**REQUIRED WORK**
In the records that follow, locate every line with "grid" and extract it.

◇ ◇ ◇ ◇ ◇ ◇ ◇

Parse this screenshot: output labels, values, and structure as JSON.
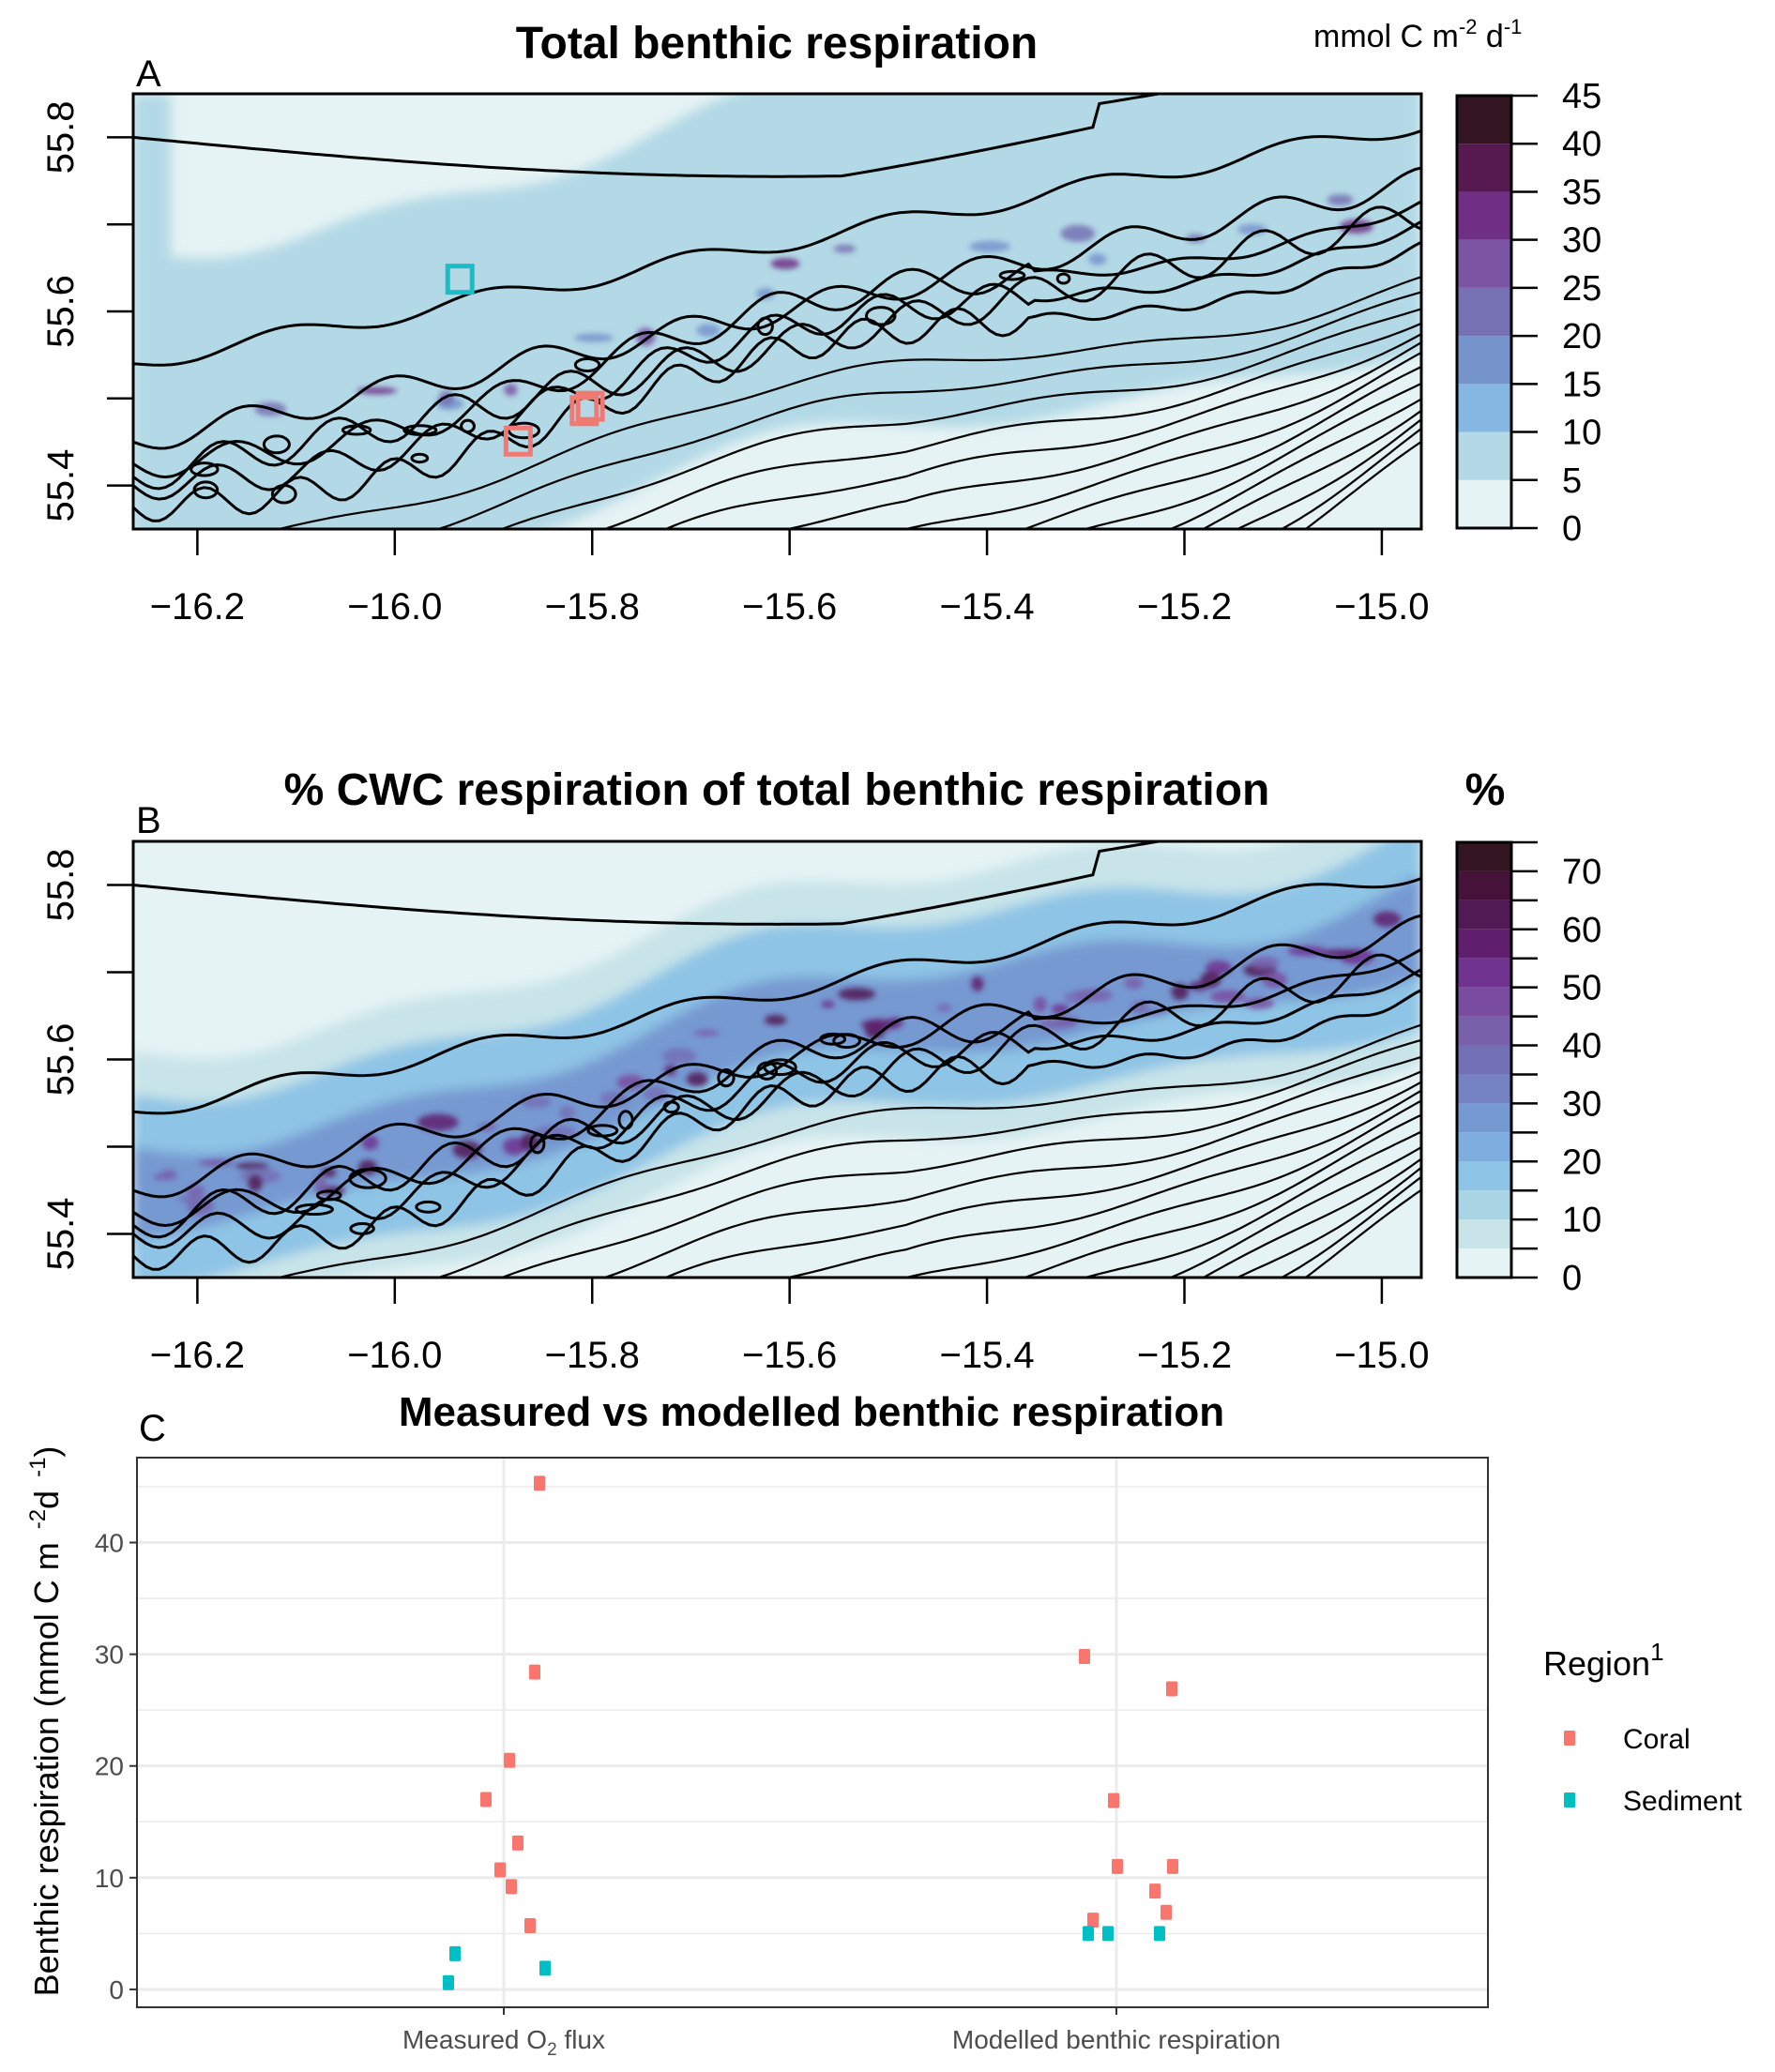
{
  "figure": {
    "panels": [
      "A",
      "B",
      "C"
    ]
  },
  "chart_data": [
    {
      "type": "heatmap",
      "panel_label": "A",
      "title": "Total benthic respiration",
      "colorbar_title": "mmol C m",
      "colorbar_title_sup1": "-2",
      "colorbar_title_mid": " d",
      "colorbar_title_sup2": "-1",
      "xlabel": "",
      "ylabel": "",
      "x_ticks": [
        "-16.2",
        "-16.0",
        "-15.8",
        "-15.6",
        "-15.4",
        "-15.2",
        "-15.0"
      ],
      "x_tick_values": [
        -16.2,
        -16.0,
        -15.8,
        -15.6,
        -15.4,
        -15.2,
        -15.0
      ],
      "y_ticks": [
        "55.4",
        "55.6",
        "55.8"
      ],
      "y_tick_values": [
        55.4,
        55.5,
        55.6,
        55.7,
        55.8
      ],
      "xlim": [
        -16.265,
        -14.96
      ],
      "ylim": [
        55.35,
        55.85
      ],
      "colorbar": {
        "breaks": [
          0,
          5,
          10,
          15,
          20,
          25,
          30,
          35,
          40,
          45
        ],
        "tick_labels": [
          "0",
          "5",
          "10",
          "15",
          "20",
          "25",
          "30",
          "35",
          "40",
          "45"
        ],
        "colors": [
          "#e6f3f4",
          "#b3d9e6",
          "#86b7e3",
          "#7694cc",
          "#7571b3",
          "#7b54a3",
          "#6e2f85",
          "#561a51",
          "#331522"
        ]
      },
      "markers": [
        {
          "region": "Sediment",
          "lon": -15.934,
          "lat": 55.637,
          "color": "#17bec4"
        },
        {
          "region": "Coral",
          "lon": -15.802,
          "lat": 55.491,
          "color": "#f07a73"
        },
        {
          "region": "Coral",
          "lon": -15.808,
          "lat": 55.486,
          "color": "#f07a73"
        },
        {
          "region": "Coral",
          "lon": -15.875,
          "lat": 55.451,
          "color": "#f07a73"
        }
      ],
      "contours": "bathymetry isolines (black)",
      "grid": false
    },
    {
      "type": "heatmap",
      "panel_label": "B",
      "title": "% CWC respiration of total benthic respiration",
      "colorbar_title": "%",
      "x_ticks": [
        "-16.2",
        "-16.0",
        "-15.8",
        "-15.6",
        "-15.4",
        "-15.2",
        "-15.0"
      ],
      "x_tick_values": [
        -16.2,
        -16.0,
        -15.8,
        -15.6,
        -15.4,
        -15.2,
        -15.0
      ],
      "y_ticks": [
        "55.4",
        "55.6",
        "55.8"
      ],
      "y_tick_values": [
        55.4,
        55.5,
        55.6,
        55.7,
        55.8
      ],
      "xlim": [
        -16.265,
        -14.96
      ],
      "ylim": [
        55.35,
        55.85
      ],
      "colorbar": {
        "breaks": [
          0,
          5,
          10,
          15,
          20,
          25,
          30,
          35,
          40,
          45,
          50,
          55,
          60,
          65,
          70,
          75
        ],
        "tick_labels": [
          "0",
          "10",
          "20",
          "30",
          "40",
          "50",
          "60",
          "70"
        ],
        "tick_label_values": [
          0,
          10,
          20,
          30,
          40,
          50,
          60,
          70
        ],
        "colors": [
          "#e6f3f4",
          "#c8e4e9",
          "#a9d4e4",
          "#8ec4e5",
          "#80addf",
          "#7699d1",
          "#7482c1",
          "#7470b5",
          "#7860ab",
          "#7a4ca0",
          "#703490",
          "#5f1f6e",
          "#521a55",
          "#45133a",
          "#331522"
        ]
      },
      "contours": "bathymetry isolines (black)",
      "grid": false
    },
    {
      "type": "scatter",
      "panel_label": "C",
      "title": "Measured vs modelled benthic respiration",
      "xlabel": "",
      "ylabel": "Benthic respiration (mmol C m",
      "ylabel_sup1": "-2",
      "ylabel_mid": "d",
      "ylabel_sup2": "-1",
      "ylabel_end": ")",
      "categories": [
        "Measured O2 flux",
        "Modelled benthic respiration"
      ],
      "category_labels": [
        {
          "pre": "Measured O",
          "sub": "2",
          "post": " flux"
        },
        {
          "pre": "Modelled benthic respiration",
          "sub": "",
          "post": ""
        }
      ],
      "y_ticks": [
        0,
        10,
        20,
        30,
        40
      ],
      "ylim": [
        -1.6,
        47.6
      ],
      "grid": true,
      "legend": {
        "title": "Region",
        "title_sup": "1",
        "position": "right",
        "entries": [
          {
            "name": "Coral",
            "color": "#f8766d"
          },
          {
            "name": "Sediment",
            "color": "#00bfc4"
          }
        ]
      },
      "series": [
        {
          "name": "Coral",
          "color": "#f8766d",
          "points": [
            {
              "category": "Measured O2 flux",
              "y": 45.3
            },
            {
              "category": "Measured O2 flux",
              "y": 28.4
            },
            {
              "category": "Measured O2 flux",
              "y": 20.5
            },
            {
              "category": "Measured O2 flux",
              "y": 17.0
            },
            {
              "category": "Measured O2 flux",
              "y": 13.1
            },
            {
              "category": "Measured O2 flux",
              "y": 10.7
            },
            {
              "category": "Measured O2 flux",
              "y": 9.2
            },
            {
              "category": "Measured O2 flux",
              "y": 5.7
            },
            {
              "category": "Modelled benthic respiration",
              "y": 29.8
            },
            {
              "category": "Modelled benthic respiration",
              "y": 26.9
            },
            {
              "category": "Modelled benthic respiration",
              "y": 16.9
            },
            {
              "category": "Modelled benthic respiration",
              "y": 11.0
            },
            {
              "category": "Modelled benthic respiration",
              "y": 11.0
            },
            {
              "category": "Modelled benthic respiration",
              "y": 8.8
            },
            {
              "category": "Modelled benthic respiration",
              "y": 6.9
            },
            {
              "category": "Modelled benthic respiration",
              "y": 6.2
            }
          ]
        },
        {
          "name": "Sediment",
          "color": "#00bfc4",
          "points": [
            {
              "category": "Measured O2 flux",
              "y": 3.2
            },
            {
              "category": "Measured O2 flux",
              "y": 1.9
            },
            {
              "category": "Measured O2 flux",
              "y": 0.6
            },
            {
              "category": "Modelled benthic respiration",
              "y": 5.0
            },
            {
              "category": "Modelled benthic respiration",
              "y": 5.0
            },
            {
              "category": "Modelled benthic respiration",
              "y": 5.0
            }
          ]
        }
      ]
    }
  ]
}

◇ ◇ ◇ ◇ ◇ ◇ ◇

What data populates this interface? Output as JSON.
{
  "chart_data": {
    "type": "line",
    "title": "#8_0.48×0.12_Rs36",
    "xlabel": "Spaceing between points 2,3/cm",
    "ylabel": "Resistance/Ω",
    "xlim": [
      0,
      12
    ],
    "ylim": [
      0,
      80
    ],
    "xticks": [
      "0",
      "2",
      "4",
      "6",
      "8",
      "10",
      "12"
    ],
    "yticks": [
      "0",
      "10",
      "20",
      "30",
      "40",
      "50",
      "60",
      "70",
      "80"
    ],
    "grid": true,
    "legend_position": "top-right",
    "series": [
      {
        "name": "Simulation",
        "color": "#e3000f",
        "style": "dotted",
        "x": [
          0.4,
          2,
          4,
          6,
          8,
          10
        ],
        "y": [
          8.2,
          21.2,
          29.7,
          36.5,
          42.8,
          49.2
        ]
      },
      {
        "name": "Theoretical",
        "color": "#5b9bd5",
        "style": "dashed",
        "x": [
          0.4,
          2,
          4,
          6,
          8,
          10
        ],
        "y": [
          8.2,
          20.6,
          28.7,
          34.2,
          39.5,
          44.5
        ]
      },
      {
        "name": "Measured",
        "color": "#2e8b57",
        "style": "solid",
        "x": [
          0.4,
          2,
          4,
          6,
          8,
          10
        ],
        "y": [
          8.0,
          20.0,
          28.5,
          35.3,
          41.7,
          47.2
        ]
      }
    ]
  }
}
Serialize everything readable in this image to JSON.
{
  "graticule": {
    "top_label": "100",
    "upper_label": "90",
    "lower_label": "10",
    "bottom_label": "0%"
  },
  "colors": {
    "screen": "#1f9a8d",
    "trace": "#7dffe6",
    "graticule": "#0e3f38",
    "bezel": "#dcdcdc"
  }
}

◇ ◇ ◇ ◇ ◇ ◇ ◇

**ANSWER FOR THIS EXERCISE**
      "grid": false
      "grid": false
      "grid": true,
    "grid": true,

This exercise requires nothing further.